# Input records:
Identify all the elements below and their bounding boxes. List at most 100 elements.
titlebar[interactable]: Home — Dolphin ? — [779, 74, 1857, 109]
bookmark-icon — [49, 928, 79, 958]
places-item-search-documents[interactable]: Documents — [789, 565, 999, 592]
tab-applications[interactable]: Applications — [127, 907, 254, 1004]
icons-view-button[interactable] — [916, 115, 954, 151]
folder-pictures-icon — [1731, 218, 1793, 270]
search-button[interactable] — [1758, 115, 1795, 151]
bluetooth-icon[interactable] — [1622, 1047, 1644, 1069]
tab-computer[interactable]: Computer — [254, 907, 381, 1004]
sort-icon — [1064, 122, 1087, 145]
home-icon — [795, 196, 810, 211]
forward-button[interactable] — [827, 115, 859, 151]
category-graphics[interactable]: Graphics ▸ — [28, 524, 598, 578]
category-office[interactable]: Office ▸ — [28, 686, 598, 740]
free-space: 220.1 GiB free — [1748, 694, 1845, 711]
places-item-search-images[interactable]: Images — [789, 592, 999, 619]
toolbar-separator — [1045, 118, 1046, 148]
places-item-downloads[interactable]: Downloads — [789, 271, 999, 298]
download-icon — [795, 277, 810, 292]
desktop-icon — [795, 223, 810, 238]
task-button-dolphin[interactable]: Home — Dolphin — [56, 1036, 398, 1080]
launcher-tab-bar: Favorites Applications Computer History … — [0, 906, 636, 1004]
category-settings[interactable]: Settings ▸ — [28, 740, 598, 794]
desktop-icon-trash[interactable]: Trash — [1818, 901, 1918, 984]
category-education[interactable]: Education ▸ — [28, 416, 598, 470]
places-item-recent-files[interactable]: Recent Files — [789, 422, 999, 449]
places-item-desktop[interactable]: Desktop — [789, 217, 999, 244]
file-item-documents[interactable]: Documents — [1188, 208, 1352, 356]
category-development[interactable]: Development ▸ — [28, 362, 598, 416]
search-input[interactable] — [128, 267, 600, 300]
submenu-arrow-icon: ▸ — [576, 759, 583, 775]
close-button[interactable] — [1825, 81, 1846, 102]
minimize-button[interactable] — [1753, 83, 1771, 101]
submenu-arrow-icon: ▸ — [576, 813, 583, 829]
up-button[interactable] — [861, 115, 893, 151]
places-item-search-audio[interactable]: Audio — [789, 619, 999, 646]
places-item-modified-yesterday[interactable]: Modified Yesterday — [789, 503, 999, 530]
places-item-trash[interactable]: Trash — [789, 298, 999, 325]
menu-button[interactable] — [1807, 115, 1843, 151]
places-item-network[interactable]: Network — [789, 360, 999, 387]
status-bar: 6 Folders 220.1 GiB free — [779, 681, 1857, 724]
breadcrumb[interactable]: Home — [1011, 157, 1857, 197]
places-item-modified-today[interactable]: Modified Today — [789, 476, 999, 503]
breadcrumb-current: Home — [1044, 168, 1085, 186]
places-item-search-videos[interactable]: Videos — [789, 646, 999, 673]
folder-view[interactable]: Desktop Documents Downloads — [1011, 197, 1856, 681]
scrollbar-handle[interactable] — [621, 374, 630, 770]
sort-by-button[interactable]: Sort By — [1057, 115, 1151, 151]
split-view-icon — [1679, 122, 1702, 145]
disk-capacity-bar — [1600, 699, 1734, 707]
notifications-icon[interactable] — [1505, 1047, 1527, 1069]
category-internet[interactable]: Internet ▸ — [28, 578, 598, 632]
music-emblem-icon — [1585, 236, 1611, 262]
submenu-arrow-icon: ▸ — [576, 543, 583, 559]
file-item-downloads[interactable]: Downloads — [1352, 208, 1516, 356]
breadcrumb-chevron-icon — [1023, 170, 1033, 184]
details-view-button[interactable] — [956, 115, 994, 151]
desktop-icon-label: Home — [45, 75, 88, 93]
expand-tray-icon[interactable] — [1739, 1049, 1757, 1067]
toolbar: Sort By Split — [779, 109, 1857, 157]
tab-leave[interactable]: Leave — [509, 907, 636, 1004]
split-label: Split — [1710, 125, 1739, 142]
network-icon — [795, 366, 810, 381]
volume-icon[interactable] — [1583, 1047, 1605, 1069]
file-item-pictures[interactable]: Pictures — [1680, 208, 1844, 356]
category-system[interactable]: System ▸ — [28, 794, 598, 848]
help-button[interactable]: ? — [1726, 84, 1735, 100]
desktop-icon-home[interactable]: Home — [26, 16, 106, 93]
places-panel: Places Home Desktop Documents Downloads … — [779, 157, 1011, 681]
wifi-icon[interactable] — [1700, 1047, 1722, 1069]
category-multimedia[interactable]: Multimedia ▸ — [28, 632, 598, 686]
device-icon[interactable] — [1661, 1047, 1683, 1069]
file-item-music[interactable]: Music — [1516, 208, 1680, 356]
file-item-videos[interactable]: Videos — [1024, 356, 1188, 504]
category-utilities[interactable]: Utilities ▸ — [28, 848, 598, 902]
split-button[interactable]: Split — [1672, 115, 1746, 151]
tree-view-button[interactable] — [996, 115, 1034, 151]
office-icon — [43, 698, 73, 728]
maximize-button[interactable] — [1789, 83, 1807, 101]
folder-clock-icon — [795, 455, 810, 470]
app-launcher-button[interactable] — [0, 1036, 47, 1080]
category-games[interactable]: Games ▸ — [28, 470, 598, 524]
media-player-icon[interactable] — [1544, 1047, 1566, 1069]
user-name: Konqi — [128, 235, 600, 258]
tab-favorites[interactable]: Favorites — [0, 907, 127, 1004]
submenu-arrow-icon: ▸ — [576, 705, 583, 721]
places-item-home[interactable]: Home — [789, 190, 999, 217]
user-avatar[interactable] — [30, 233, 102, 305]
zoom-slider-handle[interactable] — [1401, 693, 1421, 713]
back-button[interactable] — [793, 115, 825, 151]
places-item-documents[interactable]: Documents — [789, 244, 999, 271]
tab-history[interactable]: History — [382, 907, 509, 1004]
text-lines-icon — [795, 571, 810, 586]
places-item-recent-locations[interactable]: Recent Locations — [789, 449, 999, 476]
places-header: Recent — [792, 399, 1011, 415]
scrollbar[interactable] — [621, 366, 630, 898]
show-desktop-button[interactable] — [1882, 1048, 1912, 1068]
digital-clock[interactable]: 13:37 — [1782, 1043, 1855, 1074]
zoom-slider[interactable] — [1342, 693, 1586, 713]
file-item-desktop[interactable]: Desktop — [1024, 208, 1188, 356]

# What the task asks:
Return every line from the records above that contains the string "music", matching case exactly.

# Written response:
music-emblem-icon — [1585, 236, 1611, 262]
file-item-music[interactable]: Music — [1516, 208, 1680, 356]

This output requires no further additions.